> **WORK INSTRUCTIONS**
Copy out all lines that hold "CREDITO".

*-*-*

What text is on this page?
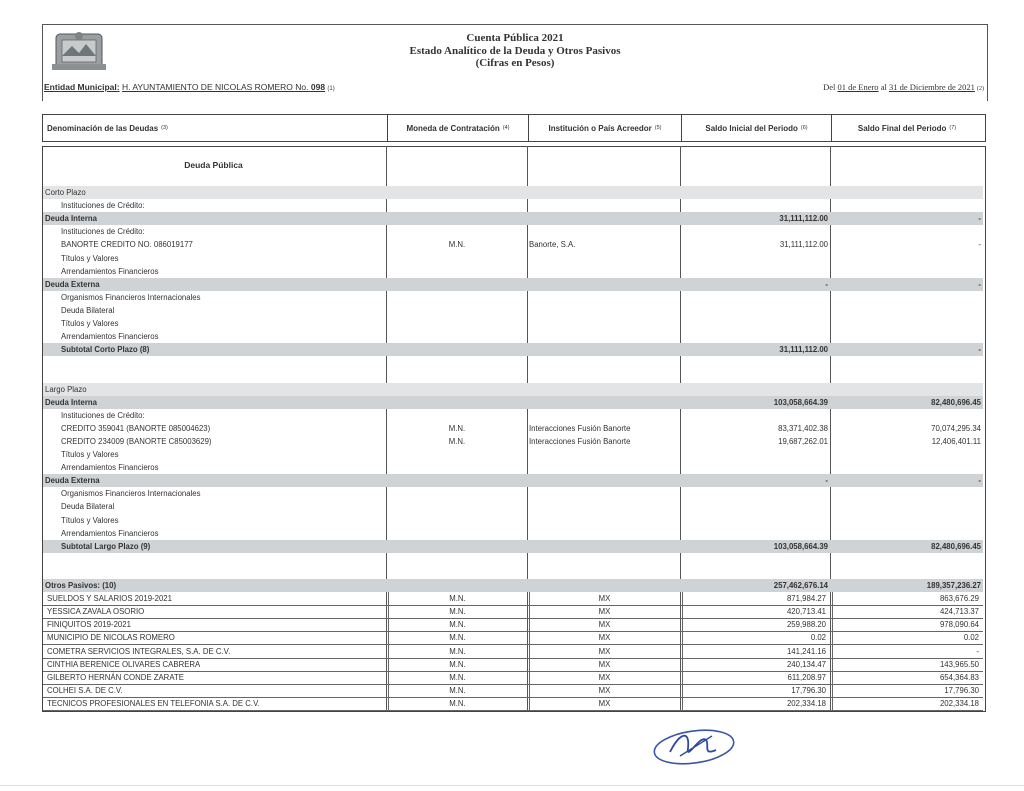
Cuenta Pública 2021
Estado Analítico de la Deuda y Otros Pasivos
(Cifras en Pesos)
Entidad Municipal: H. AYUNTAMIENTO DE NICOLAS ROMERO No. 098 (1)	Del 01 de Enero al 31 de Diciembre de 2021 (2)
Denominación de las Deudas (3)	Moneda de Contratación (4)	Institución o País Acreedor (5)	Saldo Inicial del Periodo (6)	Saldo Final del Periodo (7)
Deuda Pública
Corto Plazo
Instituciones de Crédito:
Deuda Interna	31,111,112.00	-
Instituciones de Crédito:
BANORTE CREDITO NO. 086019177	M.N.	Banorte, S.A.	31,111,112.00	-
Títulos y Valores
Arrendamientos Financieros
Deuda Externa	-	-
Organismos Financieros Internacionales
Deuda Bilateral
Títulos y Valores
Arrendamientos Financieros
Subtotal Corto Plazo (8)	31,111,112.00	-
Largo Plazo
Deuda Interna	103,058,664.39	82,480,696.45
Instituciones de Crédito:
CREDITO 359041 (BANORTE 085004623)	M.N.	Interacciones Fusión Banorte	83,371,402.38	70,074,295.34
CREDITO 234009 (BANORTE C85003629)	M.N.	Interacciones Fusión Banorte	19,687,262.01	12,406,401.11
Títulos y Valores
Arrendamientos Financieros
Deuda Externa	-	-
Organismos Financieros Internacionales
Deuda Bilateral
Títulos y Valores
Arrendamientos Financieros
Subtotal Largo Plazo (9)	103,058,664.39	82,480,696.45
Otros Pasivos: (10)	257,462,676.14	189,357,236.27
SUELDOS Y SALARIOS 2019-2021	M.N.	MX	871,984.27	863,676.29
YESSICA ZAVALA OSORIO	M.N.	MX	420,713.41	424,713.37
FINIQUITOS 2019-2021	M.N.	MX	259,988.20	978,090.64
MUNICIPIO DE NICOLAS ROMERO	M.N.	MX	0.02	0.02
COMETRA SERVICIOS INTEGRALES, S.A. DE C.V.	M.N.	MX	141,241.16	-
CINTHIA BERENICE OLIVARES CABRERA	M.N.	MX	240,134.47	143,965.50
GILBERTO HERNÁN CONDE ZARATE	M.N.	MX	611,208.97	654,364.83
COLHEI S.A. DE C.V.	M.N.	MX	17,796.30	17,796.30
TECNICOS PROFESIONALES EN TELEFONIA S.A. DE C.V.	M.N.	MX	202,334.18	202,334.18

*-*-*

> **OUTPUT OF THE TASK**
BANORTE CREDITO NO. 086019177	M.N.	Banorte, S.A.	31,111,112.00	-
CREDITO 359041 (BANORTE 085004623)	M.N.	Interacciones Fusión Banorte	83,371,402.38	70,074,295.34
CREDITO 234009 (BANORTE C85003629)	M.N.	Interacciones Fusión Banorte	19,687,262.01	12,406,401.11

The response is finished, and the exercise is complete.